• WHAT YOU SHOULD DO:
Quote the full listing word for word.

• EXERCISE DATA:
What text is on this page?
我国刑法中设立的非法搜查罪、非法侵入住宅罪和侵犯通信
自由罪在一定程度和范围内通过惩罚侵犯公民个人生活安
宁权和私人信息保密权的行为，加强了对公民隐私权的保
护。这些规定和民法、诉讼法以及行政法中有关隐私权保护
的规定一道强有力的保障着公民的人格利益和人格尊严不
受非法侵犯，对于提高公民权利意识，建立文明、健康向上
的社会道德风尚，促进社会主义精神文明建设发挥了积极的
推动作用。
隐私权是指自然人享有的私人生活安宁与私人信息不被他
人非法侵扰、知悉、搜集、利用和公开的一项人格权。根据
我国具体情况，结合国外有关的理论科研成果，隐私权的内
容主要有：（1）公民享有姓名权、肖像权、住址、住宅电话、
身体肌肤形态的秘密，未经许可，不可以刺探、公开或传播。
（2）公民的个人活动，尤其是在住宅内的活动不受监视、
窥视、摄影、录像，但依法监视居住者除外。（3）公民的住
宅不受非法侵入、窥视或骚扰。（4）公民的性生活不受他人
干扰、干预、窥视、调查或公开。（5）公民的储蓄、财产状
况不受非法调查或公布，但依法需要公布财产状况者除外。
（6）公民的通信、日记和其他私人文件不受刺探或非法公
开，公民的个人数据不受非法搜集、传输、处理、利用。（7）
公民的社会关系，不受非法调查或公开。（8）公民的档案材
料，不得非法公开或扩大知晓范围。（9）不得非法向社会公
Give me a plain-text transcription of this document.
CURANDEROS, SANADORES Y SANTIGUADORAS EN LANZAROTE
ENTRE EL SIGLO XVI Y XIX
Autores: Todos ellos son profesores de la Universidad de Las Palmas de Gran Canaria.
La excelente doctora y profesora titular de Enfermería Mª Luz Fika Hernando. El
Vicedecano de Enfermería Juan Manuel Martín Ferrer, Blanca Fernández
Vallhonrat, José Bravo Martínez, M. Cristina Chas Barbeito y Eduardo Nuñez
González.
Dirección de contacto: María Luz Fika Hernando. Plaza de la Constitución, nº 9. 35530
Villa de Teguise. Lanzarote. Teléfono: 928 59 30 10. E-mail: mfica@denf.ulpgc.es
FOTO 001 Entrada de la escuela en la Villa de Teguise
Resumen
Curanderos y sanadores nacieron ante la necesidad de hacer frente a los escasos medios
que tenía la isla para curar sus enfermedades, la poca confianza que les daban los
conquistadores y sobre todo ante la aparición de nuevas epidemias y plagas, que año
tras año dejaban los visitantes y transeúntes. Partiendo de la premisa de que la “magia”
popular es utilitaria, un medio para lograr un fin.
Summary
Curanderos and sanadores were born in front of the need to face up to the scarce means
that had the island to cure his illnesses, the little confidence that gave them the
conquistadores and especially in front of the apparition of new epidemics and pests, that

• RESPONSE TO THE TASK:
What text is on this page?
我国刑法中设立的非法搜查罪、非法侵入住宅罪和侵犯通信
自由罪在一定程度和范围内通过惩罚侵犯公民个人生活安
宁权和私人信息保密权的行为，加强了对公民隐私权的保
护。这些规定和民法、诉讼法以及行政法中有关隐私权保护
的规定一道强有力的保障着公民的人格利益和人格尊严不
受非法侵犯，对于提高公民权利意识，建立文明、健康向上
的社会道德风尚，促进社会主义精神文明建设发挥了积极的
推动作用。
隐私权是指自然人享有的私人生活安宁与私人信息不被他
人非法侵扰、知悉、搜集、利用和公开的一项人格权。根据
我国具体情况，结合国外有关的理论科研成果，隐私权的内
容主要有：（1）公民享有姓名权、肖像权、住址、住宅电话、
身体肌肤形态的秘密，未经许可，不可以刺探、公开或传播。
（2）公民的个人活动，尤其是在住宅内的活动不受监视、
窥视、摄影、录像，但依法监视居住者除外。（3）公民的住
宅不受非法侵入、窥视或骚扰。（4）公民的性生活不受他人
干扰、干预、窥视、调查或公开。（5）公民的储蓄、财产状
况不受非法调查或公布，但依法需要公布财产状况者除外。
（6）公民的通信、日记和其他私人文件不受刺探或非法公
开，公民的个人数据不受非法搜集、传输、处理、利用。（7）
公民的社会关系，不受非法调查或公开。（8）公民的档案材
料，不得非法公开或扩大知晓范围。（9）不得非法向社会公
Give me a plain-text transcription of this document.
CURANDEROS, SANADORES Y SANTIGUADORAS EN LANZAROTE
ENTRE EL SIGLO XVI Y XIX
Autores: Todos ellos son profesores de la Universidad de Las Palmas de Gran Canaria.
La excelente doctora y profesora titular de Enfermería Mª Luz Fika Hernando. El
Vicedecano de Enfermería Juan Manuel Martín Ferrer, Blanca Fernández
Vallhonrat, José Bravo Martínez, M. Cristina Chas Barbeito y Eduardo Nuñez
González.
Dirección de contacto: María Luz Fika Hernando. Plaza de la Constitución, nº 9. 35530
Villa de Teguise. Lanzarote. Teléfono: 928 59 30 10. E-mail: mfica@denf.ulpgc.es
FOTO 001 Entrada de la escuela en la Villa de Teguise
Resumen
Curanderos y sanadores nacieron ante la necesidad de hacer frente a los escasos medios
que tenía la isla para curar sus enfermedades, la poca confianza que les daban los
conquistadores y sobre todo ante la aparición de nuevas epidemias y plagas, que año
tras año dejaban los visitantes y transeúntes. Partiendo de la premisa de que la “magia”
popular es utilitaria, un medio para lograr un fin.
Summary
Curanderos and sanadores were born in front of the need to face up to the scarce means
that had the island to cure his illnesses, the little confidence that gave them the
conquistadores and especially in front of the apparition of new epidemics and pests, that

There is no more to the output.